• _Entries_
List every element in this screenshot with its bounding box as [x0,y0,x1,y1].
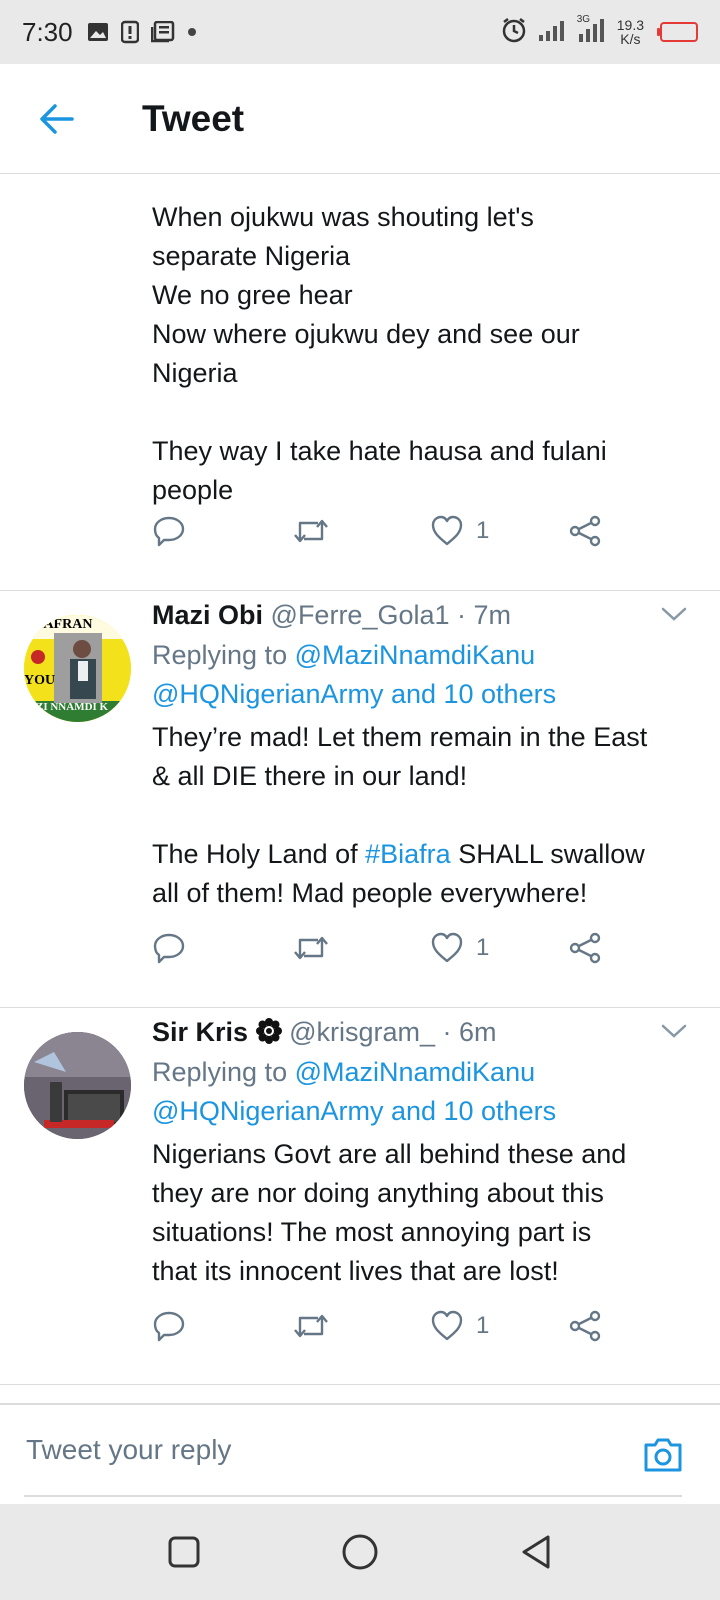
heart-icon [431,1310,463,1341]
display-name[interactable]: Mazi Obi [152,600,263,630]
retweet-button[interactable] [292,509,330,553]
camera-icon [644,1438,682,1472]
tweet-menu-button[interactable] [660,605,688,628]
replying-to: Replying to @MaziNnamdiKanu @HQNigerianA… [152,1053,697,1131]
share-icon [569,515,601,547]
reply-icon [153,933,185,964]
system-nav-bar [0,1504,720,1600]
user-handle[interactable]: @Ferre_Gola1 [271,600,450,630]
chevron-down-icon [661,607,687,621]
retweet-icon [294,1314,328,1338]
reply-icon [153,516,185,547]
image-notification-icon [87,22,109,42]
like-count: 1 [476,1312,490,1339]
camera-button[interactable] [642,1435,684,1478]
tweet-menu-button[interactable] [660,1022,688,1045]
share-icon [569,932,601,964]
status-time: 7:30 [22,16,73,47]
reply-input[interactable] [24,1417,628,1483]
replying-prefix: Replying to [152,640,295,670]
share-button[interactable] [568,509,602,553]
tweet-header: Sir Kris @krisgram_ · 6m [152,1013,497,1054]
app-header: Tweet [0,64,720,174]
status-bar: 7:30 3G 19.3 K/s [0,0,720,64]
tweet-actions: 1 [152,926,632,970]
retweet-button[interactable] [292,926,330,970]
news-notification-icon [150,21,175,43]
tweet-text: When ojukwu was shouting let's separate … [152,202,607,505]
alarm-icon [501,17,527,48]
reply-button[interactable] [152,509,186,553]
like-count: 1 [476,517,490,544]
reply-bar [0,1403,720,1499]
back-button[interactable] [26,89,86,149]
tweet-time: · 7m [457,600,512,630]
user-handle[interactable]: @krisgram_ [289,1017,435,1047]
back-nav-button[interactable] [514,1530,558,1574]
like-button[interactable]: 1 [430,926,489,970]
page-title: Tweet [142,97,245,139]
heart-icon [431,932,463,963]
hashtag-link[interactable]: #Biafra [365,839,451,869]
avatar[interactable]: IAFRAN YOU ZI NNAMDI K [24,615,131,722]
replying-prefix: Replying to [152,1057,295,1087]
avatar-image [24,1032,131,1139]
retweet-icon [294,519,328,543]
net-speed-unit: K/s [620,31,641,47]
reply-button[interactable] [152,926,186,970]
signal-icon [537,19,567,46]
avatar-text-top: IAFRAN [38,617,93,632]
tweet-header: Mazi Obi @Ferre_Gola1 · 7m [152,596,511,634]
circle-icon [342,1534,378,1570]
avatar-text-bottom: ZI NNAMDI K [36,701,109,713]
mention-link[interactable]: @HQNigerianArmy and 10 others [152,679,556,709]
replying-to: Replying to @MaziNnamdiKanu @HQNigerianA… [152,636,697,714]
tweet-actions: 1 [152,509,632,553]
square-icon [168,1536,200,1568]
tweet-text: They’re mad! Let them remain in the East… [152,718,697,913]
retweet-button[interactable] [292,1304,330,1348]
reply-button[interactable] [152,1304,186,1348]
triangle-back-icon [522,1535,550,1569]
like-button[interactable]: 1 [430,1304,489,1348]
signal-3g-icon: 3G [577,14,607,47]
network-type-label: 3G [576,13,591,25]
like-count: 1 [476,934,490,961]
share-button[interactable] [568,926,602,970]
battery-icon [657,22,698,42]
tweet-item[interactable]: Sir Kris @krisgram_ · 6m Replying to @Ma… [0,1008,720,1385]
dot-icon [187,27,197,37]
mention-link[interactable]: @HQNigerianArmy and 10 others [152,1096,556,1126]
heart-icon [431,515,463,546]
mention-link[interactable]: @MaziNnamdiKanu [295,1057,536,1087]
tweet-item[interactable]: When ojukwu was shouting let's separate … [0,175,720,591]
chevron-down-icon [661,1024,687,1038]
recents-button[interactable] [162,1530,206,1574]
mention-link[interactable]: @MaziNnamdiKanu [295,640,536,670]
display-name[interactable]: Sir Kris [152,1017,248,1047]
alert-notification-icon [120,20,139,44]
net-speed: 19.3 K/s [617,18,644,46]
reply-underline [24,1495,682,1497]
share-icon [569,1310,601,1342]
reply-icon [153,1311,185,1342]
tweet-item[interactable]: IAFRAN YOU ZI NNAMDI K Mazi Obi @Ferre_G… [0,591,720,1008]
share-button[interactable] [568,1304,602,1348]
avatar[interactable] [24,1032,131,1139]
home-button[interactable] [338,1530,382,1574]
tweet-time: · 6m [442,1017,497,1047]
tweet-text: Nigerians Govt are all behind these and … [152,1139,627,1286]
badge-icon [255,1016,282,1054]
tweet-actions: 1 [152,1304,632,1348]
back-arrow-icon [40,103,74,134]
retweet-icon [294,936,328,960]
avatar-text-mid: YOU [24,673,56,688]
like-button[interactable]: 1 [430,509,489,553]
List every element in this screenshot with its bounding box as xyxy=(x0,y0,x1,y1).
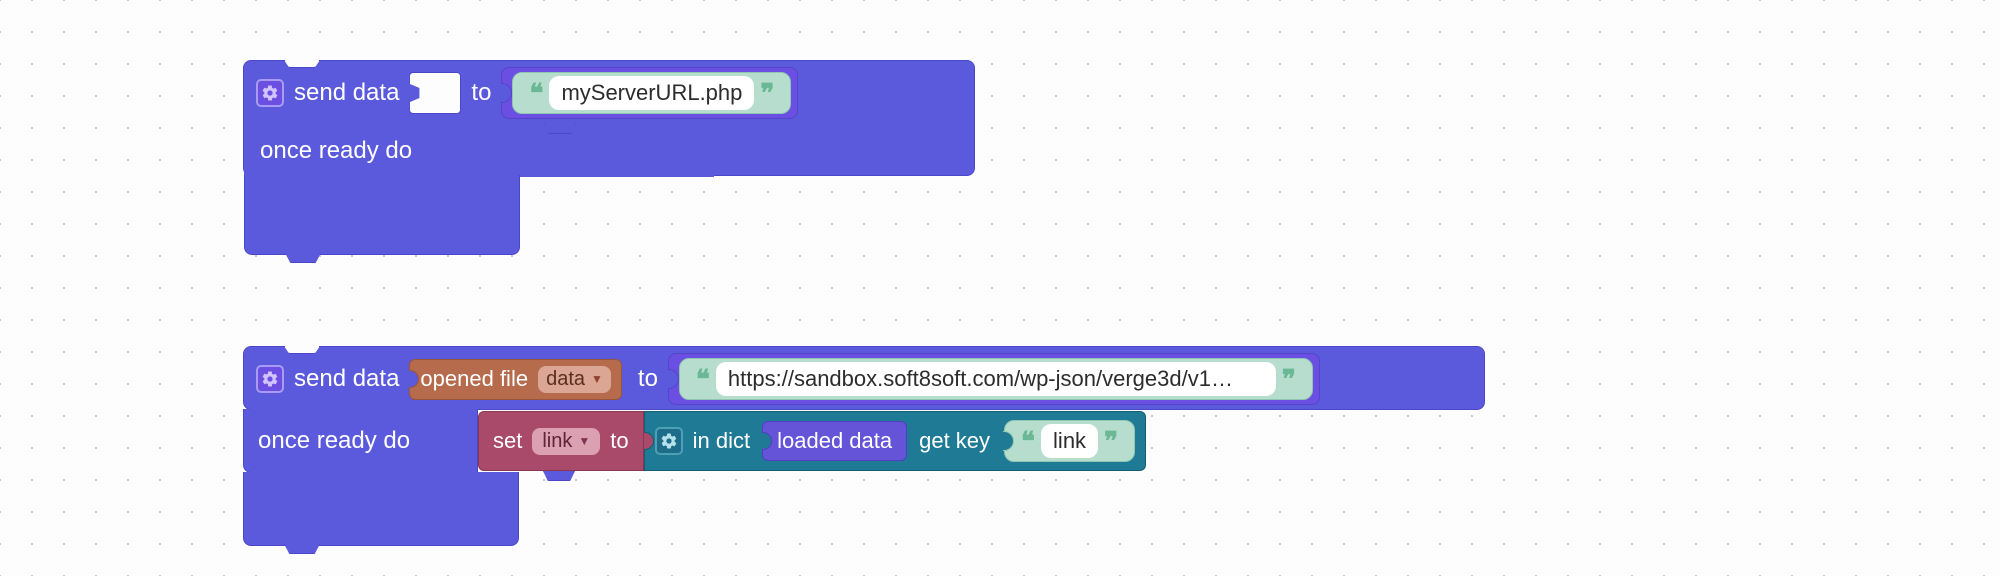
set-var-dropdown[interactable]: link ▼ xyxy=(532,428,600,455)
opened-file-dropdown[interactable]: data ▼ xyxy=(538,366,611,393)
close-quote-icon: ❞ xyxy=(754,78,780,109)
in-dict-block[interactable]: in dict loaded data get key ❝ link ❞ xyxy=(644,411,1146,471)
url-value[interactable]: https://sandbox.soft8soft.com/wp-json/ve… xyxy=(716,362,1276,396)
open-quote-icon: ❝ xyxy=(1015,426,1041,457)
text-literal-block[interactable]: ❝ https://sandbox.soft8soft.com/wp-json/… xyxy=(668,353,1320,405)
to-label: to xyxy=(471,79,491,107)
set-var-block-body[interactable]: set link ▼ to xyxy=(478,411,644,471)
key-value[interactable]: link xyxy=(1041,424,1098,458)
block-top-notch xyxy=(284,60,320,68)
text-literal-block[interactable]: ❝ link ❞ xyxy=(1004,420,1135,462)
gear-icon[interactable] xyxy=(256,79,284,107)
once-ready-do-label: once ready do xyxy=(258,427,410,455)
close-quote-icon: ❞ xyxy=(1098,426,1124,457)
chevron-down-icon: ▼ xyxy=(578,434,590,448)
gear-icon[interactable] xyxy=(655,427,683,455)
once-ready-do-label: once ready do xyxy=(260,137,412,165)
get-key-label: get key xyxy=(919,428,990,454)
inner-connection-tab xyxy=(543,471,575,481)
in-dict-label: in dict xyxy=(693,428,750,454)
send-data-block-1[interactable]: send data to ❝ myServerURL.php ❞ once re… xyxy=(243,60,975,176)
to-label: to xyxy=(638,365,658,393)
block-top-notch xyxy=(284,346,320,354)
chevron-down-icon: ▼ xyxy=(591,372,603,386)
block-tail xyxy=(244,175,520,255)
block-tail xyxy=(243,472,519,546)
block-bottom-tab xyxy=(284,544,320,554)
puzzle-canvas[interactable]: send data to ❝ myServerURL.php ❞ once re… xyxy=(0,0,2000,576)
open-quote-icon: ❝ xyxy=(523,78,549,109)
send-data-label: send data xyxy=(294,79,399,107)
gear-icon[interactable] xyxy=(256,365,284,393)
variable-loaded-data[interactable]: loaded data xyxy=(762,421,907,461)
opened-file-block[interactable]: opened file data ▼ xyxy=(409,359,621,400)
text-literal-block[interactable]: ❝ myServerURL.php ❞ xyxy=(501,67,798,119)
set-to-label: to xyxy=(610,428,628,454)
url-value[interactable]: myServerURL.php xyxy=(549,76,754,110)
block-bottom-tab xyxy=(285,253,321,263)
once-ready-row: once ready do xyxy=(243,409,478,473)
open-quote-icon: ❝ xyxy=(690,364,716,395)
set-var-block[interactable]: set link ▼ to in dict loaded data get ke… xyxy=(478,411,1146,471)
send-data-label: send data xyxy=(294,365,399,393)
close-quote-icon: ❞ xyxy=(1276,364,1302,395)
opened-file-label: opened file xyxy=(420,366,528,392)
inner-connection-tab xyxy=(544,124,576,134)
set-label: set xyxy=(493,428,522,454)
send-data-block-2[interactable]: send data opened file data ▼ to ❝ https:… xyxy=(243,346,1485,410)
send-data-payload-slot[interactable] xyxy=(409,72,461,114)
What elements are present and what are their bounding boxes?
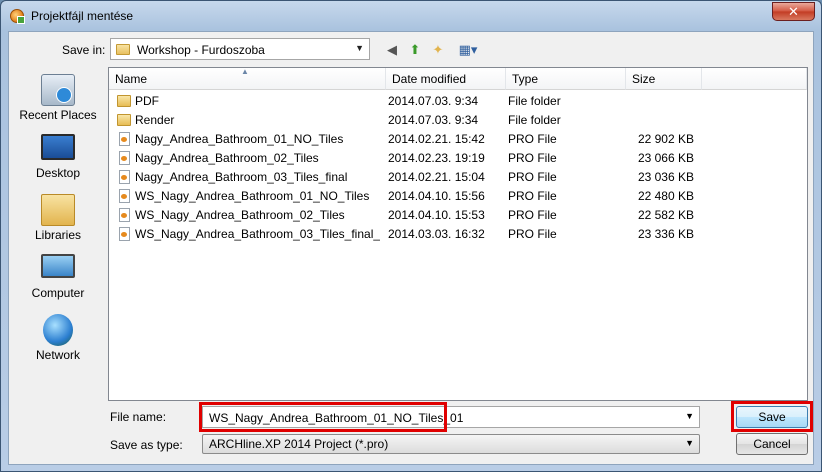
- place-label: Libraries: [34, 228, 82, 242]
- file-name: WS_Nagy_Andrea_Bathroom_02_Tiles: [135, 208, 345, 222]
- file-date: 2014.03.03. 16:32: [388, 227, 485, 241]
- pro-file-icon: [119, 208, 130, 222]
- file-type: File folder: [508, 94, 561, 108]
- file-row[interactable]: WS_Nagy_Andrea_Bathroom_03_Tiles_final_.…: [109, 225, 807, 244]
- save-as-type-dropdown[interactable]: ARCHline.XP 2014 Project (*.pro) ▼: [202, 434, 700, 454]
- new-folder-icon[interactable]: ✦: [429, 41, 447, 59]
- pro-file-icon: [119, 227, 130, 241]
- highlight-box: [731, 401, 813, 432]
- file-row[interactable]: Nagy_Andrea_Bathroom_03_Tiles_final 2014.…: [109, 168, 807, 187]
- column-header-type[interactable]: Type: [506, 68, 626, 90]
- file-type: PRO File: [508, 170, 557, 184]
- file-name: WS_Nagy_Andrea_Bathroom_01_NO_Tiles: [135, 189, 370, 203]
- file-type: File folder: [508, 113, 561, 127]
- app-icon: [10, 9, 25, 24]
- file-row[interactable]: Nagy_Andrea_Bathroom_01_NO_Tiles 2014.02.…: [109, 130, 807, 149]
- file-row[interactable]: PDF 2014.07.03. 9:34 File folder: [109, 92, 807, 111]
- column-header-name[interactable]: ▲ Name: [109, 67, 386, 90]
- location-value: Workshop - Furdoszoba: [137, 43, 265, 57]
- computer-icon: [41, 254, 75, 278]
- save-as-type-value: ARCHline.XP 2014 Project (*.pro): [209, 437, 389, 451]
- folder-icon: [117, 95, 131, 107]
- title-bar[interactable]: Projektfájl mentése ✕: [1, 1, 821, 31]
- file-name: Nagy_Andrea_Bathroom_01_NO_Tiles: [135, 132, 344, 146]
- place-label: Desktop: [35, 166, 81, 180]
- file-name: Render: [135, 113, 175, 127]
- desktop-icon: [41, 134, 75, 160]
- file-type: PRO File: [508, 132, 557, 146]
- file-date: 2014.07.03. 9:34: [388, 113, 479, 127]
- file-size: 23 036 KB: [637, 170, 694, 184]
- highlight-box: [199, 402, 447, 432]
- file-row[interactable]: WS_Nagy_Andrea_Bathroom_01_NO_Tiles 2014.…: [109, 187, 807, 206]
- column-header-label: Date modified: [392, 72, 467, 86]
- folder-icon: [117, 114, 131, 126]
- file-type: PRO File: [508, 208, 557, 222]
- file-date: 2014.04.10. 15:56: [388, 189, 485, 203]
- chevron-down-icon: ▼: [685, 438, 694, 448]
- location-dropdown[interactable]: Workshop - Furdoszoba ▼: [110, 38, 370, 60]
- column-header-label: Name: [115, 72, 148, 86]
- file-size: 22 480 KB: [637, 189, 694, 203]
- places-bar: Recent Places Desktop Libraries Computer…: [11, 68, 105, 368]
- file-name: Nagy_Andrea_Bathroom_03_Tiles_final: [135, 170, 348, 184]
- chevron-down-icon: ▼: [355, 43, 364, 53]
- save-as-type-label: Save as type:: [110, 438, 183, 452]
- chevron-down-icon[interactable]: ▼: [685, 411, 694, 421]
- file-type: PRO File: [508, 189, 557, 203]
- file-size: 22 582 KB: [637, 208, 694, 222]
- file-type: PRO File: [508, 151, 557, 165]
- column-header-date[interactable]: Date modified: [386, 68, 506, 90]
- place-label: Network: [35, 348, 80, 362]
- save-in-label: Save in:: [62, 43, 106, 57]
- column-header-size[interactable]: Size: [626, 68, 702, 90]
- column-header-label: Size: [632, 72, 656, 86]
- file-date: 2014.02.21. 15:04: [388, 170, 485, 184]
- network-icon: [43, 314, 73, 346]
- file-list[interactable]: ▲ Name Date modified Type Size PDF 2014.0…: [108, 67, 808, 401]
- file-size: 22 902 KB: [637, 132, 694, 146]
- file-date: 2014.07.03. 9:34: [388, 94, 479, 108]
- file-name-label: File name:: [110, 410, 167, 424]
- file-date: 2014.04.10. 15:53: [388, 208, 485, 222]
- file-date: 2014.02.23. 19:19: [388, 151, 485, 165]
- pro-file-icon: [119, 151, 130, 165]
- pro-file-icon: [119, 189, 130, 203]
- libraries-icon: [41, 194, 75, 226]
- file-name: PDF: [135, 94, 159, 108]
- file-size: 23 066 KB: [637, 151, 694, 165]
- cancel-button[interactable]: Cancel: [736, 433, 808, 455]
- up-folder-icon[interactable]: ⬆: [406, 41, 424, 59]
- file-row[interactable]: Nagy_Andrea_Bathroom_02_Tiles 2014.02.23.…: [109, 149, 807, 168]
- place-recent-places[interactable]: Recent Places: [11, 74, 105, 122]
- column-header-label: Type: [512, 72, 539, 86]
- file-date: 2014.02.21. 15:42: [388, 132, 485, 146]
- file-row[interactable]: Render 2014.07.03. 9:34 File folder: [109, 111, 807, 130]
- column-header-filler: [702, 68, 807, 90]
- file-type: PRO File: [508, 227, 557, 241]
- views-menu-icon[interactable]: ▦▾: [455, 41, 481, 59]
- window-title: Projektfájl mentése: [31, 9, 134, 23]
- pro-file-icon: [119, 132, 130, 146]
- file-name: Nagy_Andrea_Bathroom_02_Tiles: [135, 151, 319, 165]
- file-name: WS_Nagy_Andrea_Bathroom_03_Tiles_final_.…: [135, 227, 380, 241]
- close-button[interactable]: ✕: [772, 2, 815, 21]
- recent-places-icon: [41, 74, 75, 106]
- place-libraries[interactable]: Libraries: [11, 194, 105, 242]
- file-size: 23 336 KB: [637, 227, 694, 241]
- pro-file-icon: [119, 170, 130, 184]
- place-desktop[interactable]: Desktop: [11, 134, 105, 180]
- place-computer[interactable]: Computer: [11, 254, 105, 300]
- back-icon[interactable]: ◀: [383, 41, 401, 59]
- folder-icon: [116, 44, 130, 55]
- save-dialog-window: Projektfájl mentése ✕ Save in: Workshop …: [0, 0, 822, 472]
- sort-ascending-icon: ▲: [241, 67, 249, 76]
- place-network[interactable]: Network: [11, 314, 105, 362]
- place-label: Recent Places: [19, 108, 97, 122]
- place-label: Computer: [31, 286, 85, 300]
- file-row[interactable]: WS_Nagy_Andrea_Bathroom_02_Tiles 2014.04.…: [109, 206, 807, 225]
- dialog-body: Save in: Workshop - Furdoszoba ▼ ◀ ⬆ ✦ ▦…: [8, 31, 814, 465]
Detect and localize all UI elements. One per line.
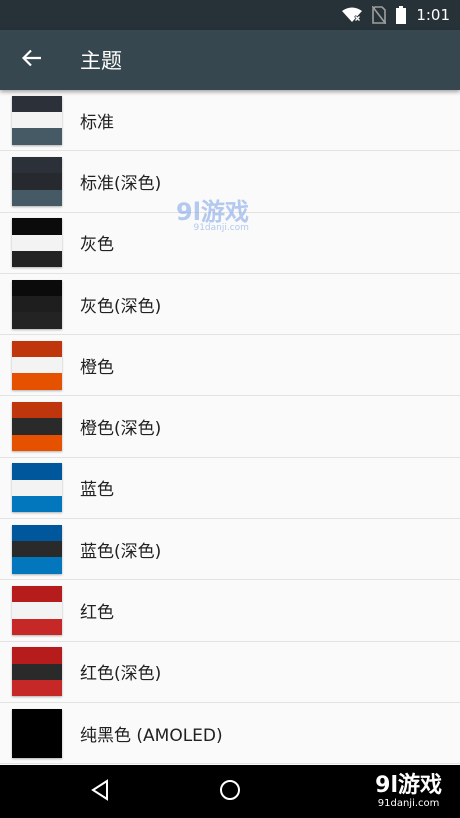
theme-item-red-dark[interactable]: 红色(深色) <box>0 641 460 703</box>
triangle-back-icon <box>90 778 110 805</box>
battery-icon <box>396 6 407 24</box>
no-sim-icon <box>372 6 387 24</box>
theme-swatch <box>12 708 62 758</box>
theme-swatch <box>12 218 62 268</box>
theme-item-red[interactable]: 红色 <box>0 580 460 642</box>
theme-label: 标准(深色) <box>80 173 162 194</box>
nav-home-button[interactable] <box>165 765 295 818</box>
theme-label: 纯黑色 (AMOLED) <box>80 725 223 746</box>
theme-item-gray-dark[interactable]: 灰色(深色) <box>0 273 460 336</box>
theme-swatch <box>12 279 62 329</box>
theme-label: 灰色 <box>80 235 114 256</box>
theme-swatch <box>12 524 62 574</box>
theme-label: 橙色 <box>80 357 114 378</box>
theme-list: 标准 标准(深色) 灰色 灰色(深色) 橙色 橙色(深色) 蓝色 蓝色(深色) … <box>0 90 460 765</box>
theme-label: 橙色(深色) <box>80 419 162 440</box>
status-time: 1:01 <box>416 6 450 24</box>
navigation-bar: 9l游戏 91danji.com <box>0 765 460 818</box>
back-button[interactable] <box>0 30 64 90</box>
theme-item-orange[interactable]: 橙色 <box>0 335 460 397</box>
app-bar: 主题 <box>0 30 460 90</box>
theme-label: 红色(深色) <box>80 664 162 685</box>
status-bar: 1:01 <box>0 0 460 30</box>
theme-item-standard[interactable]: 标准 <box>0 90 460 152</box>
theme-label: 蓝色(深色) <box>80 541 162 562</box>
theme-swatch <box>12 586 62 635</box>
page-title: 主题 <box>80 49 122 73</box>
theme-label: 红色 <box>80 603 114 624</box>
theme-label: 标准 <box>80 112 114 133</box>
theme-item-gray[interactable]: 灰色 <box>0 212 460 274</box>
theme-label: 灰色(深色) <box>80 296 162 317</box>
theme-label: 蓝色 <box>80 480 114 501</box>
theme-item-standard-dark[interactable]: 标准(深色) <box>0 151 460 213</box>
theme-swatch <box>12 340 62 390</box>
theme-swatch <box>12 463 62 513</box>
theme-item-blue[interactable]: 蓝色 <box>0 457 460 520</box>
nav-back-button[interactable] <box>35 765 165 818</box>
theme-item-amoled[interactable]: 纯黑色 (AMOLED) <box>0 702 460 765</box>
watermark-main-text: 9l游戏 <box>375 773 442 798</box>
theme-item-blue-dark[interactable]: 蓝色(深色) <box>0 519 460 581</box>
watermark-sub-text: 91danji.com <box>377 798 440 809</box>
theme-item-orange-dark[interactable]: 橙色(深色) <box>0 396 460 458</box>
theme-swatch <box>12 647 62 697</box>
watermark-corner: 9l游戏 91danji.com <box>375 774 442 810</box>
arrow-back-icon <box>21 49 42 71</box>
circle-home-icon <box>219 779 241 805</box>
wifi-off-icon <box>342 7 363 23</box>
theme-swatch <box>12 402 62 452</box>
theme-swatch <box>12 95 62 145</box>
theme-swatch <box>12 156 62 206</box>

• _Exercise directions_
Extract the part of the data that opens with the line containing "set-var-dropdown[interactable]: link ▼" and closes with the line containing "set-var-block-body[interactable]: set link", reproducing those lines without changes.

• _The reply_
set-var-dropdown[interactable]: link ▼ xyxy=(532,428,600,455)
opened-file-dropdown[interactable]: data ▼ xyxy=(538,366,611,393)
close-quote-icon: ❞ xyxy=(754,78,780,109)
in-dict-block[interactable]: in dict loaded data get key ❝ link ❞ xyxy=(644,411,1146,471)
url-value[interactable]: https://sandbox.soft8soft.com/wp-json/ve… xyxy=(716,362,1276,396)
open-quote-icon: ❝ xyxy=(1015,426,1041,457)
text-literal-block[interactable]: ❝ https://sandbox.soft8soft.com/wp-json/… xyxy=(668,353,1320,405)
to-label: to xyxy=(471,79,491,107)
set-var-block-body[interactable]: set link ▼ to xyxy=(478,411,644,471)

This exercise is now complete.